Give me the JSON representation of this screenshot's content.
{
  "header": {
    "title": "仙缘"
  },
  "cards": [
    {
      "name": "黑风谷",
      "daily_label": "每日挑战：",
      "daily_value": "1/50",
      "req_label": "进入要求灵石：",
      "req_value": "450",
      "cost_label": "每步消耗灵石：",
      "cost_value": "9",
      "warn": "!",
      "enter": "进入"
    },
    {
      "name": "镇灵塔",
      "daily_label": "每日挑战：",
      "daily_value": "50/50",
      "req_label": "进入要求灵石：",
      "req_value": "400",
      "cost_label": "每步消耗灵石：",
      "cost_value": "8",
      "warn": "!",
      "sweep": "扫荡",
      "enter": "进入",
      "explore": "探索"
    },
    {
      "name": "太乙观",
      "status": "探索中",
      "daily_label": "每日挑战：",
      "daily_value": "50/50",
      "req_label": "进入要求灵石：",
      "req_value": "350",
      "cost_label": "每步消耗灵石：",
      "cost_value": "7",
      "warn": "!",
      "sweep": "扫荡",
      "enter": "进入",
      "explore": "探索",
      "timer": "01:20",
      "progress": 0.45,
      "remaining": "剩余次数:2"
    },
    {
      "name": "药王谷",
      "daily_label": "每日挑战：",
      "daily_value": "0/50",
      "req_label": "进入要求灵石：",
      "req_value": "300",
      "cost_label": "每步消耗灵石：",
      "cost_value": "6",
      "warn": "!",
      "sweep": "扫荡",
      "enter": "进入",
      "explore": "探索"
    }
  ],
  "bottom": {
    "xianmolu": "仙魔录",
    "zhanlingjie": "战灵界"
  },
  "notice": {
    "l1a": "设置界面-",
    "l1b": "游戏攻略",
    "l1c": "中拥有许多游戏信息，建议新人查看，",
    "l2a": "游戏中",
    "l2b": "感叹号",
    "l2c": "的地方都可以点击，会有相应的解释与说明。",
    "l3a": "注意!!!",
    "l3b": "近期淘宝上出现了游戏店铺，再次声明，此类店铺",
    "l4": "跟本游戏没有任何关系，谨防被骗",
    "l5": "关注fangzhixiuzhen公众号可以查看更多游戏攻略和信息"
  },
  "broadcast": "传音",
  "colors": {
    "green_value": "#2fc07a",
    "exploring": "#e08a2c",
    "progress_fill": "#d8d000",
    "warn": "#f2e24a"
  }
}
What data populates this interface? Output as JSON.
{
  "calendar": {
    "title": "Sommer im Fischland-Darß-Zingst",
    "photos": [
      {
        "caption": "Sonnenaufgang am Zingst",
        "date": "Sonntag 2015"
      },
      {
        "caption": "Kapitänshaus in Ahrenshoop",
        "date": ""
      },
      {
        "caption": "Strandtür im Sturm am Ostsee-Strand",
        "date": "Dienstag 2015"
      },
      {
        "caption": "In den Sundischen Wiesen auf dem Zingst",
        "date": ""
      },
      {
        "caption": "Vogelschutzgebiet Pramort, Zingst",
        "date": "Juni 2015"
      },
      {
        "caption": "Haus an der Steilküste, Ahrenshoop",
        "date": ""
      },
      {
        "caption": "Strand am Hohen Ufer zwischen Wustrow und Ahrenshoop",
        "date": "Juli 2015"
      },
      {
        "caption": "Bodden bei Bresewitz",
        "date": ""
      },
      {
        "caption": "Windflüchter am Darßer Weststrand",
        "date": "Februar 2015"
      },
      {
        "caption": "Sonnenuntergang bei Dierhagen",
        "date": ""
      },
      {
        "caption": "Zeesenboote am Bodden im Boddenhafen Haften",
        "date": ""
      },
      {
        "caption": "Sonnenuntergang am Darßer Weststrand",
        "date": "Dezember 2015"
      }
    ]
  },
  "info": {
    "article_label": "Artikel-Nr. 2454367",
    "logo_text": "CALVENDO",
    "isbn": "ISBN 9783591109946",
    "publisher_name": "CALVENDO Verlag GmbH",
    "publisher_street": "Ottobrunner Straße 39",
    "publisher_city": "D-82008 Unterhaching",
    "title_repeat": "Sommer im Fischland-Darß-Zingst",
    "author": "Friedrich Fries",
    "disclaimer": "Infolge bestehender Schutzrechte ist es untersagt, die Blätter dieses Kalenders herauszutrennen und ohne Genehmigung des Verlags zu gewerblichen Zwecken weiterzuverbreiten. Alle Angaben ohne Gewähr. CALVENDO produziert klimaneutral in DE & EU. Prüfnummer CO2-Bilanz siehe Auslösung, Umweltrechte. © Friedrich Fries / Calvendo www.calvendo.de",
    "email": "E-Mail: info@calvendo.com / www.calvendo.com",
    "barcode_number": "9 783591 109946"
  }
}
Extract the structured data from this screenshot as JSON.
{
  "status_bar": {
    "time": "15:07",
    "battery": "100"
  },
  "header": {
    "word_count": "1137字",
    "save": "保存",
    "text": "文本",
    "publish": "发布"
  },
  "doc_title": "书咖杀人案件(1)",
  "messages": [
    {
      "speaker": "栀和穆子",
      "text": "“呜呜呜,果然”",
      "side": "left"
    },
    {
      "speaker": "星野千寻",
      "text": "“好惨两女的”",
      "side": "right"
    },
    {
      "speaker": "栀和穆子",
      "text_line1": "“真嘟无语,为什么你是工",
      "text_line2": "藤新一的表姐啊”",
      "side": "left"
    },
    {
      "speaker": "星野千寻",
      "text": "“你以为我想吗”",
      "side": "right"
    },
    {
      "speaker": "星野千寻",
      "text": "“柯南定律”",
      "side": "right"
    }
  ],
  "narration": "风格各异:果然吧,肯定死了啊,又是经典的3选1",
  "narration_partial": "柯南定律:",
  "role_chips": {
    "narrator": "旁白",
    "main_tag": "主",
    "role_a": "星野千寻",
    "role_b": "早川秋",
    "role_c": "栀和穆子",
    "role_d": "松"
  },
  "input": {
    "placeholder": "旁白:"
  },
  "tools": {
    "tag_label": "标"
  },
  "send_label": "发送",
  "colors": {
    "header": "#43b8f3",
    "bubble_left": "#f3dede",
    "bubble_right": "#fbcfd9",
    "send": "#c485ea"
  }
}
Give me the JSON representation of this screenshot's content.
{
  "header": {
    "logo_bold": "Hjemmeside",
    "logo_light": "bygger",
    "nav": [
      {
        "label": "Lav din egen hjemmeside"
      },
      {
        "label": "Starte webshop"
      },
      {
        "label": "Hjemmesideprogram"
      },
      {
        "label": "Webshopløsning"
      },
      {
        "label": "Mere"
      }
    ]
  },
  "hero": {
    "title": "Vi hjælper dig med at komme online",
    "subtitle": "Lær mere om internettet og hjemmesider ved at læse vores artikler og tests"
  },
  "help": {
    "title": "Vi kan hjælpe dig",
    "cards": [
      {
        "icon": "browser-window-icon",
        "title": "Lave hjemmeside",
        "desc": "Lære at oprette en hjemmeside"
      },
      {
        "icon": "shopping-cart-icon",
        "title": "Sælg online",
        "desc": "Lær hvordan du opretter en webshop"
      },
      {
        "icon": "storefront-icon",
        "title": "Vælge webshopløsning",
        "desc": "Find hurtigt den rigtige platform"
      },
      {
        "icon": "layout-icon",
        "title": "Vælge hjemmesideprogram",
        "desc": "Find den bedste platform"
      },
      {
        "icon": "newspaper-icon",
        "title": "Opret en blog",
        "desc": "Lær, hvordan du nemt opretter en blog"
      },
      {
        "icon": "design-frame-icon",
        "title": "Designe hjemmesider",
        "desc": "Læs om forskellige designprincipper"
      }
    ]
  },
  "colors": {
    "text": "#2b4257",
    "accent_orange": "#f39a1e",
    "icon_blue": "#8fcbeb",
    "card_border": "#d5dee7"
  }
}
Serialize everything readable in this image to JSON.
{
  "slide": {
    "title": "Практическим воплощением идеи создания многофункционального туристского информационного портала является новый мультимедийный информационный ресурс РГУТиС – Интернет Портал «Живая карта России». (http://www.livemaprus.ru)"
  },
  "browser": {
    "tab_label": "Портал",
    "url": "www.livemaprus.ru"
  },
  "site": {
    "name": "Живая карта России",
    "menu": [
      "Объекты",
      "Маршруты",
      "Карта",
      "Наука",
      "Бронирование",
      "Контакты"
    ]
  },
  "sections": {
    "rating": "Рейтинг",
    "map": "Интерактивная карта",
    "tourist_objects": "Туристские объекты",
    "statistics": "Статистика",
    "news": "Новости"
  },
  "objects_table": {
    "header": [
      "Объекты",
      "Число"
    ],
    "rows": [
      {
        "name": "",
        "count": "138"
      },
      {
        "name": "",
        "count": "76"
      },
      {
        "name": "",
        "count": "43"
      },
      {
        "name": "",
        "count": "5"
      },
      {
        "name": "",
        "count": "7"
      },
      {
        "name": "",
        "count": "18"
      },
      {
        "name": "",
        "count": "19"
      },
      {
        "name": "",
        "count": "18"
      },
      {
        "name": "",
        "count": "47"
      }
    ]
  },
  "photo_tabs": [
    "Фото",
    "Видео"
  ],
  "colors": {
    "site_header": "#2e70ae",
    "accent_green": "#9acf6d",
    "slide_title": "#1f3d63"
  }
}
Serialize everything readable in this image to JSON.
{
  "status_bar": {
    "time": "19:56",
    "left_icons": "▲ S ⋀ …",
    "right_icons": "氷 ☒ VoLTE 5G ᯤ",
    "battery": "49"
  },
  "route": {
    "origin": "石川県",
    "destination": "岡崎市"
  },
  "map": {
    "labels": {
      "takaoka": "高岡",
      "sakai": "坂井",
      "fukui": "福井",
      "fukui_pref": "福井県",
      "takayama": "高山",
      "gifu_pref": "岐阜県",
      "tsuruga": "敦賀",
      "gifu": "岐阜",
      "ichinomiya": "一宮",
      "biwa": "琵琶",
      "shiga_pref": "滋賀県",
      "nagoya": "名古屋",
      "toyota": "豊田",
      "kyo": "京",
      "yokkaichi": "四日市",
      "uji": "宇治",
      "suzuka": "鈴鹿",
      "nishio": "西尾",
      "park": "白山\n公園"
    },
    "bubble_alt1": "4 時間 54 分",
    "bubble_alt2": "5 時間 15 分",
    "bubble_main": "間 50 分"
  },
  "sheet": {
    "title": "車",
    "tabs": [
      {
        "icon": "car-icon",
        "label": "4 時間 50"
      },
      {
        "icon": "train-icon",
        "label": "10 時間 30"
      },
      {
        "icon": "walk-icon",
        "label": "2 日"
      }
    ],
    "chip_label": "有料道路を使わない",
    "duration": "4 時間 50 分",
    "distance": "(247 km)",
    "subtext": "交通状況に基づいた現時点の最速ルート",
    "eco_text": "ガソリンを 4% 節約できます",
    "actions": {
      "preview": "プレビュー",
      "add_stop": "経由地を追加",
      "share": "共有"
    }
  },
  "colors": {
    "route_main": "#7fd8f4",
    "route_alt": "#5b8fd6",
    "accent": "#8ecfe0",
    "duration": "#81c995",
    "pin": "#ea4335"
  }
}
━━━━━━━━━━
Task brief – From the records above, how many lines include the word "data"? Only the number is wanted.

Exercise output – 2